◆ What to produce: Gather every line of the entries that includes the word "school".

◆ Data entries for graphics:
Start

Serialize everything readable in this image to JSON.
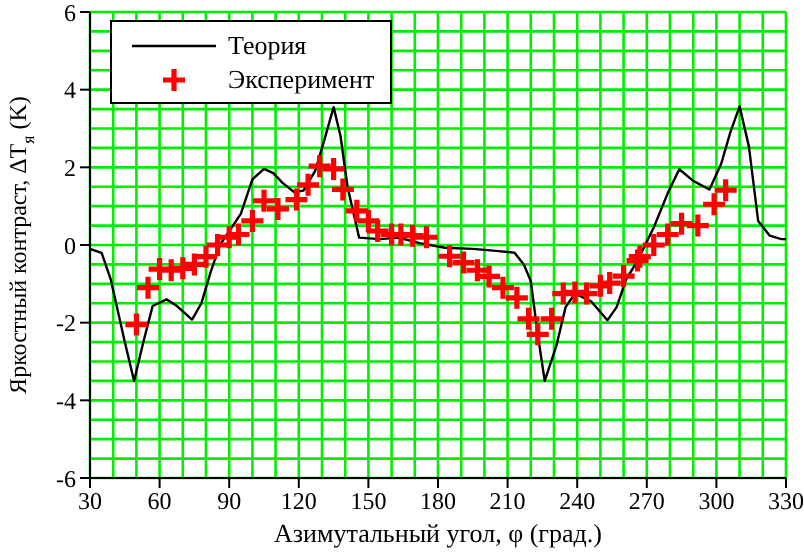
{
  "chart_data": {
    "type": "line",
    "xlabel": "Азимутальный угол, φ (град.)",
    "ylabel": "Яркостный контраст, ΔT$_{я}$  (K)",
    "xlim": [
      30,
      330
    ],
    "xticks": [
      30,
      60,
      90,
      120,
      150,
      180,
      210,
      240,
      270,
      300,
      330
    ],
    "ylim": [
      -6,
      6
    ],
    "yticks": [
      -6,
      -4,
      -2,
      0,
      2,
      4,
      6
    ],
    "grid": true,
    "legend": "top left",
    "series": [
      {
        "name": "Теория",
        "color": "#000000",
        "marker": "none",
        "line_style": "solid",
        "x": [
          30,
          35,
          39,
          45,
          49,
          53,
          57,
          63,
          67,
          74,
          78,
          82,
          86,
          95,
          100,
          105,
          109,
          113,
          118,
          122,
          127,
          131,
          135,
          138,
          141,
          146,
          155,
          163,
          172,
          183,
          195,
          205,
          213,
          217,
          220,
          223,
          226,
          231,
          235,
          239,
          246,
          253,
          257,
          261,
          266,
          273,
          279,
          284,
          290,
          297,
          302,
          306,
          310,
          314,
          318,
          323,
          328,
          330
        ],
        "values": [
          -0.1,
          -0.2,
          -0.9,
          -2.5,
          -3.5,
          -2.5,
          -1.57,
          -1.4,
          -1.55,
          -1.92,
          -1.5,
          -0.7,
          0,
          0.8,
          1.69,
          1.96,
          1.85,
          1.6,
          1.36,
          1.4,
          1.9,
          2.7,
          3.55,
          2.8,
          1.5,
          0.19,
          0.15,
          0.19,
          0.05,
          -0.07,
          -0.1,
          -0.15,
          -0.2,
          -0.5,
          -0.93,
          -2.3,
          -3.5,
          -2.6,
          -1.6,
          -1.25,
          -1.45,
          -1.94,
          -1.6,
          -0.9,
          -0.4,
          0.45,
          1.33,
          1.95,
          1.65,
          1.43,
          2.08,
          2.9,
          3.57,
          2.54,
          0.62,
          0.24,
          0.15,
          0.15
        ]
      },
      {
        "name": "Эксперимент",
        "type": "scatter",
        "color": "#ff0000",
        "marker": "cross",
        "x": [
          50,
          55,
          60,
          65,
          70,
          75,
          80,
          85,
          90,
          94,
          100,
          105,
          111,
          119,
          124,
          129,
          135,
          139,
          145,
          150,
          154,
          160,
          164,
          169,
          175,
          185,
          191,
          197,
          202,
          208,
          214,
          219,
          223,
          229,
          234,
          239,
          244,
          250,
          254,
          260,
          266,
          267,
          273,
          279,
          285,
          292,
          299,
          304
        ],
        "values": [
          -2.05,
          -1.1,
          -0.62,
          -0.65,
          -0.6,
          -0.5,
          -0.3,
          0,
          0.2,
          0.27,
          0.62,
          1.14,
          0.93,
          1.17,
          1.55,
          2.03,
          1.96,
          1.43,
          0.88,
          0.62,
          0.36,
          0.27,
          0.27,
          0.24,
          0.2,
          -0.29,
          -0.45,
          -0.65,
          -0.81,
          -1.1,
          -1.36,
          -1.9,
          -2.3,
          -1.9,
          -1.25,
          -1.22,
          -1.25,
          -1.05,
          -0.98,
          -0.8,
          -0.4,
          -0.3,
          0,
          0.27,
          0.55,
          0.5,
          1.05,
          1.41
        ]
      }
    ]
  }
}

End
Start

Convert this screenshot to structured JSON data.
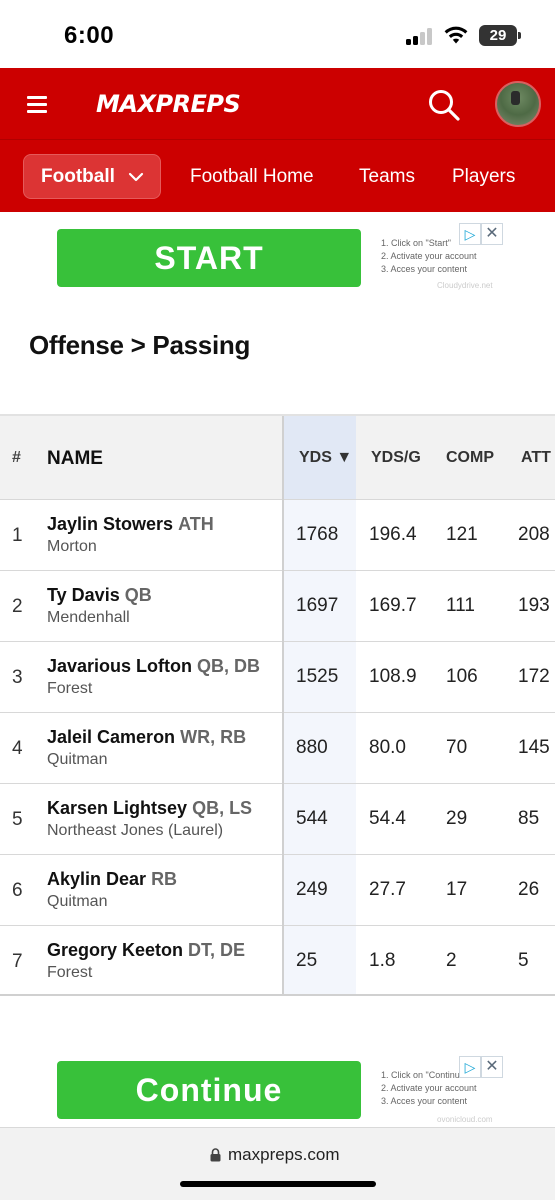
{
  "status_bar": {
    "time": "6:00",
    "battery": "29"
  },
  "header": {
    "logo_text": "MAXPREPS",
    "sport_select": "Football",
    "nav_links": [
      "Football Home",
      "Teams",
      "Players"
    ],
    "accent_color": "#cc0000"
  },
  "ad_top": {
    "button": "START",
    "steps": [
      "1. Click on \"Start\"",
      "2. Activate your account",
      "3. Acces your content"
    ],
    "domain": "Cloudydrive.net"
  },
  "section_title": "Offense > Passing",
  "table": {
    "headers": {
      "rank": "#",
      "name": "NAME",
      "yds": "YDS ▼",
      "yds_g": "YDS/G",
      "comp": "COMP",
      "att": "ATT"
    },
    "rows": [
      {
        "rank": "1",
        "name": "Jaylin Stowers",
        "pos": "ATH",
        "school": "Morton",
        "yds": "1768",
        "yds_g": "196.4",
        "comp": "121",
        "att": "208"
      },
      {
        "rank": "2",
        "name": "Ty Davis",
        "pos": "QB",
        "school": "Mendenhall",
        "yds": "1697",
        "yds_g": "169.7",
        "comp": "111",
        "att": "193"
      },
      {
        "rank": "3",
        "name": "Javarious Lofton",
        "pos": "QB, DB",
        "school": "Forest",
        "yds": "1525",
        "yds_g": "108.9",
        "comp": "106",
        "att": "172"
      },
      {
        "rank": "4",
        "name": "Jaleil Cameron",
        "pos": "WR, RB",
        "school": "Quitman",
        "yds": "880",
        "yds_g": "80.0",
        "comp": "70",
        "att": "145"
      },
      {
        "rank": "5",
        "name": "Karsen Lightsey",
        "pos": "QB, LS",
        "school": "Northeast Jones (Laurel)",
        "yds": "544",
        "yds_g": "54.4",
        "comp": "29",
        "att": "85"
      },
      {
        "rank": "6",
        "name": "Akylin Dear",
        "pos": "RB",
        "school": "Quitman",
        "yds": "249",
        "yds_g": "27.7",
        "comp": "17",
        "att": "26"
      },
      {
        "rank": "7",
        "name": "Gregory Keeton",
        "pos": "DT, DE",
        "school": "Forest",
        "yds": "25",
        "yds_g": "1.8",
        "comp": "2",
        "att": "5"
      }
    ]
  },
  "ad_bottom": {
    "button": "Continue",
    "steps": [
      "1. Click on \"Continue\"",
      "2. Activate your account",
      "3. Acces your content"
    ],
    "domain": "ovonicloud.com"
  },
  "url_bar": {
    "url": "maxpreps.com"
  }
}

End
Start

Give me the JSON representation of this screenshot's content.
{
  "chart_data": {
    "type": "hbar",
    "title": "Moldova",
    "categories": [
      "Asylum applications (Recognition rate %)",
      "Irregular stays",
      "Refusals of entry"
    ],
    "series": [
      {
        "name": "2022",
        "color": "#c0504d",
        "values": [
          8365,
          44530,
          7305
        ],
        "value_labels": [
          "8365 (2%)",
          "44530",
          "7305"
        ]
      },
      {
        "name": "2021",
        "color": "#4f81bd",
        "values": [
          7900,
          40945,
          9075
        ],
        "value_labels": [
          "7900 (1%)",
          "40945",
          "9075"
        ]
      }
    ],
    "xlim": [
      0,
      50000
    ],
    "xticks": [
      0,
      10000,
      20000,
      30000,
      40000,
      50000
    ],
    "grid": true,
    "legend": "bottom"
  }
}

End

◆ Full output:
        "school": "Morton",
        "school": "Mendenhall",
        "school": "Forest",
        "school": "Quitman",
        "school": "Northeast Jones (Laurel)",
        "school": "Quitman",
        "school": "Forest",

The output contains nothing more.